─── DATA EXTRACT ───

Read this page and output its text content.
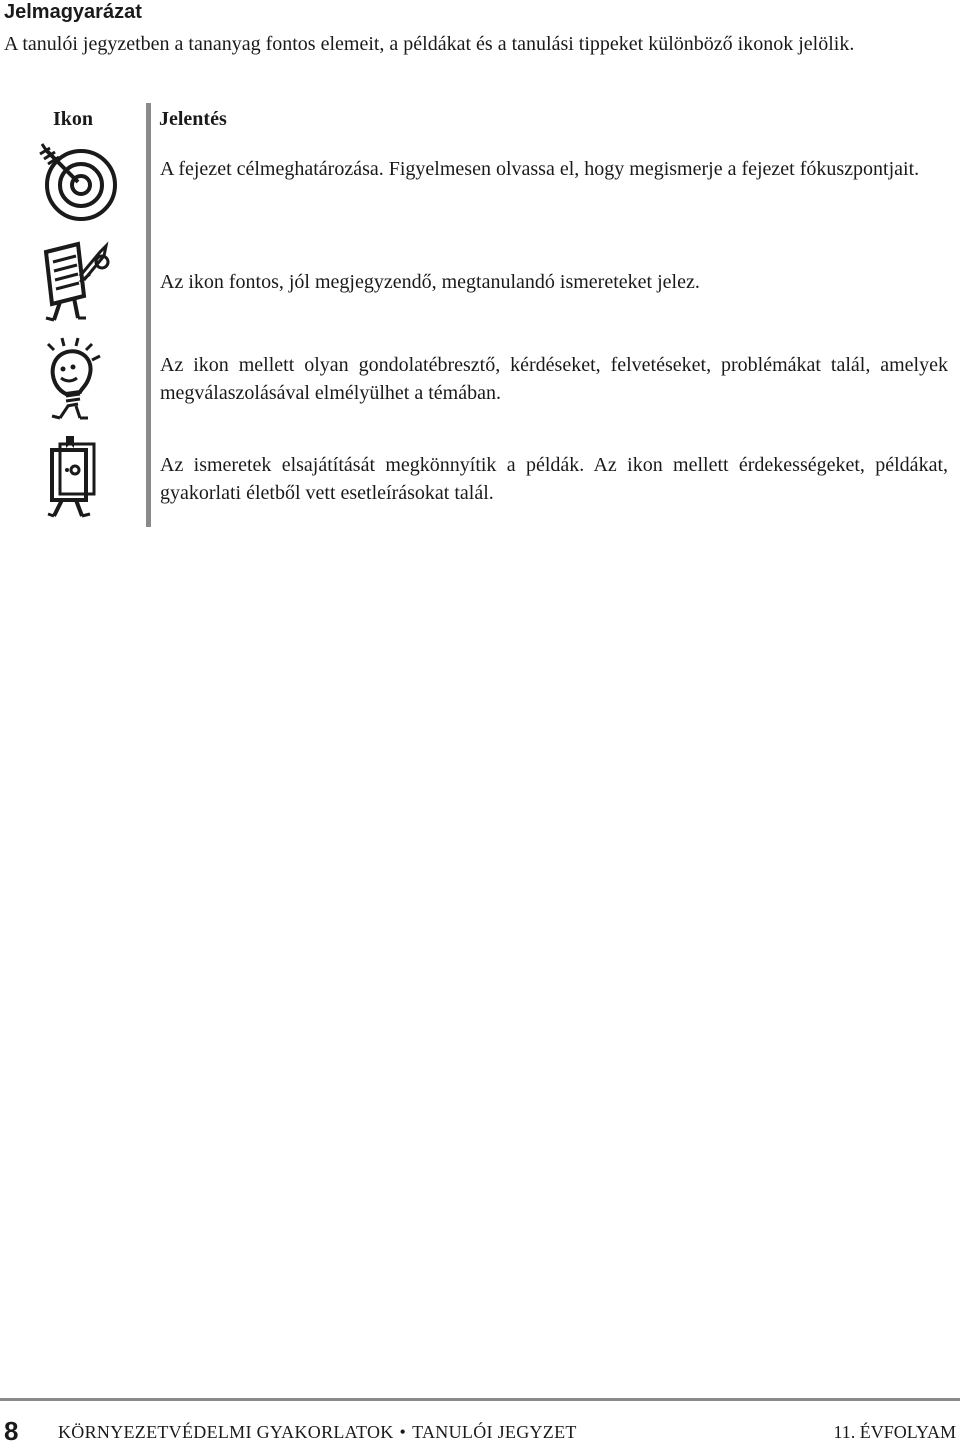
Jelmagyarázat
A tanulói jegyzetben a tananyag fontos elemeit, a példákat és a tanulási tippeket különböző ikonok jelölik.
Ikon	Jelentés
A fejezet célmeghatározása. Figyelmesen olvassa el, hogy megismerje a fejezet fókuszpontjait.
Az ikon fontos, jól megjegyzendő, megtanulandó ismereteket jelez.
Az ikon mellett olyan gondolatébresztő, kérdéseket, felvetéseket, problémákat talál, amelyek megválaszolásával elmélyülhet a témában.
Az ismeretek elsajátítását megkönnyítik a példák. Az ikon mellett érdekességeket, példákat, gyakorlati életből vett esetleírásokat talál.
8 KÖRNYEZETVÉDELMI GYAKORLATOK • TANULÓI JEGYZET	11. ÉVFOLYAM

───

## WHAT YOU HAVE TO DO:
Set the pictures aside and transcribe the data above exactly.

## RESULT:
Read this page and output its text content.
Jelmagyarázat
A tanulói jegyzetben a tananyag fontos elemeit, a példákat és a tanulási tippeket különböző ikonok jelölik.
Ikon	Jelentés
A fejezet célmeghatározása. Figyelmesen olvassa el, hogy megismerje a fejezet fókuszpontjait.
Az ikon fontos, jól megjegyzendő, megtanulandó ismereteket jelez.
Az ikon mellett olyan gondolatébresztő, kérdéseket, felvetéseket, problémákat talál, amelyek megválaszolásával elmélyülhet a témában.
Az ismeretek elsajátítását megkönnyítik a példák. Az ikon mellett érdekességeket, példákat, gyakorlati életből vett esetleírásokat talál.
8 KÖRNYEZETVÉDELMI GYAKORLATOK • TANULÓI JEGYZET	11. ÉVFOLYAM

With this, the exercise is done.